━━━ PASSAGE ━━━

Final Project Rubric (100 points)#

Component

Requirements

Points

0.

Description of Data

Please tell us where you found the dataset(s) and what they include in general terms.

5

1.

Quantitative questions

Poses at least two quantitative questions about the dataset(s).

5

2.

Loading data

Loads at least one dataset. You may load more than one dataset if they support your overall quantitative questions. Clean the data, as in Lab 5. We provide the same library functions.

5

3.

Descriptive statistics

Uses code and text to provide at least three descriptions of the dataset (e.g. number of rows, mean of one of the columns)

10

4.

Data wrangling

Uses at least two Table methods (e.g. sort, where, take, apply, pivot, join, group) to do something meaningful with the data. Describes (in full English sentences) what those Table methods are doing.

10

5.

Visualizations

Creates at least two visualizations of the dataset (e.g. a scatter and line plot, or two histograms). Describes (using full English sentences) any interesting findings from the visualizations.

10

6.

Statistical Inference

Categories: (A) Hypothesis test (B) Estimation (e.g. confidence intervals via bootstrapping), (C) Association (e.g. correlation or a linear regression line fit from a scatter plot). Correctly completes at least two statistical inference procedures (e.g. a hypothesis test and a bootstrap confidence interval; or two predictions). Discusses (in full English sentences) the implications of the statistical inference procedures.

━━━ RECORDED DATA ━━━

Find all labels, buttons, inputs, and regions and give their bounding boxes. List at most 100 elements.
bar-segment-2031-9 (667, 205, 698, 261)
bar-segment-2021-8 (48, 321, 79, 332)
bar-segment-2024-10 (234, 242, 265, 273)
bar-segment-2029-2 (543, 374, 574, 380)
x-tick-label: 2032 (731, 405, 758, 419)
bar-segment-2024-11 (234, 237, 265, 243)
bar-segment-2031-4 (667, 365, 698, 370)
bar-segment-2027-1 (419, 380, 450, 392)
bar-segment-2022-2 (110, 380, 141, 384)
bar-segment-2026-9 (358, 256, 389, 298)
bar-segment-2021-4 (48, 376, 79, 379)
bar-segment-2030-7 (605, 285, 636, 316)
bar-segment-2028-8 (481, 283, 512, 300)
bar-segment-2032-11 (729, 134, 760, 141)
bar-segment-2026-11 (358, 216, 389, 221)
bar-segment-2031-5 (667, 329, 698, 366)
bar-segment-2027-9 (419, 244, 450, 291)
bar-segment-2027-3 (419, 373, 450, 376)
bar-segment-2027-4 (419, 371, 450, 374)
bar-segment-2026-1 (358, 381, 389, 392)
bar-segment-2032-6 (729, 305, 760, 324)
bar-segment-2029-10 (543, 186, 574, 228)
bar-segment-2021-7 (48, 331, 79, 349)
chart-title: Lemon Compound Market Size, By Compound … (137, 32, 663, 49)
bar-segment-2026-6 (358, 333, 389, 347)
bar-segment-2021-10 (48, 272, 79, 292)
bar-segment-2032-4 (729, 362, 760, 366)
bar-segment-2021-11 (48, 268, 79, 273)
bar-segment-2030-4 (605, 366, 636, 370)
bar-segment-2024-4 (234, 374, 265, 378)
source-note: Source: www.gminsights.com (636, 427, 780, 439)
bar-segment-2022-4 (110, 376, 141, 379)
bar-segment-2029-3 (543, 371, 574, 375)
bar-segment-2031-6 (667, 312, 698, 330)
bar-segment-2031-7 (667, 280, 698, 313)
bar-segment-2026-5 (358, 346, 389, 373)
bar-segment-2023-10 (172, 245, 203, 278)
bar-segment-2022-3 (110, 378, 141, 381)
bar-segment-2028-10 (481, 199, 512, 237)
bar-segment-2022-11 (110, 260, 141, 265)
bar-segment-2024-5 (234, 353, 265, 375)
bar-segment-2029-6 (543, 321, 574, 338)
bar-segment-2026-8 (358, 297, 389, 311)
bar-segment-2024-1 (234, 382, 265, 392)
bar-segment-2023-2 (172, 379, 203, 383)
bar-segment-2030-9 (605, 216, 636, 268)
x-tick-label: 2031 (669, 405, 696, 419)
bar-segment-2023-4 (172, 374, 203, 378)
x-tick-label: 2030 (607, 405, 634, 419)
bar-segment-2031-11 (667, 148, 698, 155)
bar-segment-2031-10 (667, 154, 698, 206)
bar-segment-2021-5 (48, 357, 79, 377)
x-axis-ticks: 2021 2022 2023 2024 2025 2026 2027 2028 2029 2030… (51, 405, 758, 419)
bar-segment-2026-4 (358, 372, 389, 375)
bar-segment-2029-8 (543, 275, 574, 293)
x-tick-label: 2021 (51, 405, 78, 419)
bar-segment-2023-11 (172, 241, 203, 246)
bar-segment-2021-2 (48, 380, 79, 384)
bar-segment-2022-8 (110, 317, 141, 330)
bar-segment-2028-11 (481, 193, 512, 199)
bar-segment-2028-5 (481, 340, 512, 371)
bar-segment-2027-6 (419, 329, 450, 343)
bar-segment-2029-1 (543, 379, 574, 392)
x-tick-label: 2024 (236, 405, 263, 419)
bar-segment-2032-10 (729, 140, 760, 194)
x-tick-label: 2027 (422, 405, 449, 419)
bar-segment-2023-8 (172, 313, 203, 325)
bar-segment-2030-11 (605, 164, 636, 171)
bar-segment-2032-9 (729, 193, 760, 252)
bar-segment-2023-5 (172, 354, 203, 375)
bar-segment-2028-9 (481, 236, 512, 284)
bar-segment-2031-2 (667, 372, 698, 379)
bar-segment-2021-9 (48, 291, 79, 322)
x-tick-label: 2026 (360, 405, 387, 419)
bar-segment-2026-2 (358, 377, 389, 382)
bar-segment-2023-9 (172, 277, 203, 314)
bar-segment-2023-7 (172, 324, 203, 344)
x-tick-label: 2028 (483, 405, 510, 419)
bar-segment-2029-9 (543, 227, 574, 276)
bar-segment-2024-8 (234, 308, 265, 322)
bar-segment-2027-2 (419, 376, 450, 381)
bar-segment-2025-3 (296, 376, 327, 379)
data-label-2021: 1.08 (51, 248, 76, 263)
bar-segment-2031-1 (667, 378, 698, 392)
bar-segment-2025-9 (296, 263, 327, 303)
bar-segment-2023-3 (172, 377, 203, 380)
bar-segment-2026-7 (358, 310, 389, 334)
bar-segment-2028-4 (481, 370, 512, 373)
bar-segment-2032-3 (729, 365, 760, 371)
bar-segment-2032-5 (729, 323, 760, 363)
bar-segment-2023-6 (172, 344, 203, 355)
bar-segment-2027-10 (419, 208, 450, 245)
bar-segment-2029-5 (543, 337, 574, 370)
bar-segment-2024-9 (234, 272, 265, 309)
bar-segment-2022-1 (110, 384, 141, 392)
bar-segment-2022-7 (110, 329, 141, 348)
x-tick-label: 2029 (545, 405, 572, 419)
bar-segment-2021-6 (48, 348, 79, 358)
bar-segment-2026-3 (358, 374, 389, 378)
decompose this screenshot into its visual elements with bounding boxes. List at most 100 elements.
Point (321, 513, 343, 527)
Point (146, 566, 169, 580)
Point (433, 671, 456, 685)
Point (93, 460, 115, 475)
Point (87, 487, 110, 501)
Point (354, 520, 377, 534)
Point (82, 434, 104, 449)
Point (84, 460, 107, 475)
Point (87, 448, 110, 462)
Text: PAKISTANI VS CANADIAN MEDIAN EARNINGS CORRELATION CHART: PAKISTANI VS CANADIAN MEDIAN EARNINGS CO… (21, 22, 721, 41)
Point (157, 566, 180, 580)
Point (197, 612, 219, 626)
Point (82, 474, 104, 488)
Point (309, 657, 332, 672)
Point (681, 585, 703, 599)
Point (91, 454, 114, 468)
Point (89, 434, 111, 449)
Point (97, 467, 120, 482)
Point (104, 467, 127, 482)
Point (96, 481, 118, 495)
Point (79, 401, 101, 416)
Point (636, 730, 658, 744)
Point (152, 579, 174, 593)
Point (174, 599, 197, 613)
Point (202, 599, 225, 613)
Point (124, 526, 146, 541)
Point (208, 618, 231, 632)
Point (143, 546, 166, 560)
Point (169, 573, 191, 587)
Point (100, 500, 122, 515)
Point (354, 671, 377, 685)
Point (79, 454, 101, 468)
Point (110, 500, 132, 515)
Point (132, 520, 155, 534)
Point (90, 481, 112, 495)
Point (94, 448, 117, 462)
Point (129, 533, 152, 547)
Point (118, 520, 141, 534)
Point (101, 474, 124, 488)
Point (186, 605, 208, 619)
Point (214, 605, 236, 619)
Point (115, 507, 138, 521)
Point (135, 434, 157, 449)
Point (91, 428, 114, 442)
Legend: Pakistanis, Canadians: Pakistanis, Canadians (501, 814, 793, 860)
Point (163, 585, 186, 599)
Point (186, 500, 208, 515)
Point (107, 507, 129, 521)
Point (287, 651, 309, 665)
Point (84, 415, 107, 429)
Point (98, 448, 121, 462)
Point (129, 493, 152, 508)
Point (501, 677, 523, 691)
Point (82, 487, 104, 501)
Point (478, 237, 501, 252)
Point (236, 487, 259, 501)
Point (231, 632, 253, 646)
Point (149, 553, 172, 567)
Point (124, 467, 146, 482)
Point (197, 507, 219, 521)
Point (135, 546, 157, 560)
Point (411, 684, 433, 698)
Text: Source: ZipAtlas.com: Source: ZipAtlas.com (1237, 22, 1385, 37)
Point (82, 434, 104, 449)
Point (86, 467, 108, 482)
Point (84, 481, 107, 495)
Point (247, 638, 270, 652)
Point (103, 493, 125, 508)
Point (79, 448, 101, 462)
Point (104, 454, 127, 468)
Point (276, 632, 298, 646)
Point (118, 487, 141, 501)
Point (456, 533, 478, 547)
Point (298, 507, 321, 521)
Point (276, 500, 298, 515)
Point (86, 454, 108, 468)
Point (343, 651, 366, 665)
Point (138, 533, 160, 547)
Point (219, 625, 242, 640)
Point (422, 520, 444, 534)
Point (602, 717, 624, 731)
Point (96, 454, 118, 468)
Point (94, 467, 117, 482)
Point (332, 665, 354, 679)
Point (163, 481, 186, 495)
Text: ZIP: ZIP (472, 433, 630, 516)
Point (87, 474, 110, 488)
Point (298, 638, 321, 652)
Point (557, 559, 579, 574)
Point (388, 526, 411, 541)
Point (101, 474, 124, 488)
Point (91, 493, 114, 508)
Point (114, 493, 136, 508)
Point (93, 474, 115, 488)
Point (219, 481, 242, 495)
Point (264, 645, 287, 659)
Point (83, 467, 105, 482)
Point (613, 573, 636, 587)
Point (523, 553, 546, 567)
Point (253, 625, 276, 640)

━━━

### STATED GOAL A
List every Table method that the project rubric gives as an example under data wrangling.
### STATED GOAL B
Carry on the project rubric from its last line.

### ANSWER A
sort, where, take, apply, pivot, join, group

### ANSWER B
30

7.

Ethics

Discusses (in full English sentences) at least one possible ethical consideration of using the dataset or doing analysis of the dataset (e.g. the potential harms of using the data from a Consequentialist or Deontologist perspective, which we will cover later in the semester).

5

8.

Conclusions

Describes (in full English sentences) what has been learned and addresses the original quantitative questions.

10

9.

Mastery and creativity

A truly masterful data science project will go above and beyond these minimum requirements and creatively incorporate the concepts we have learned and practiced in this class. Feel free to go beyond the scope of what we have learned in this class if you have completed all other requirements.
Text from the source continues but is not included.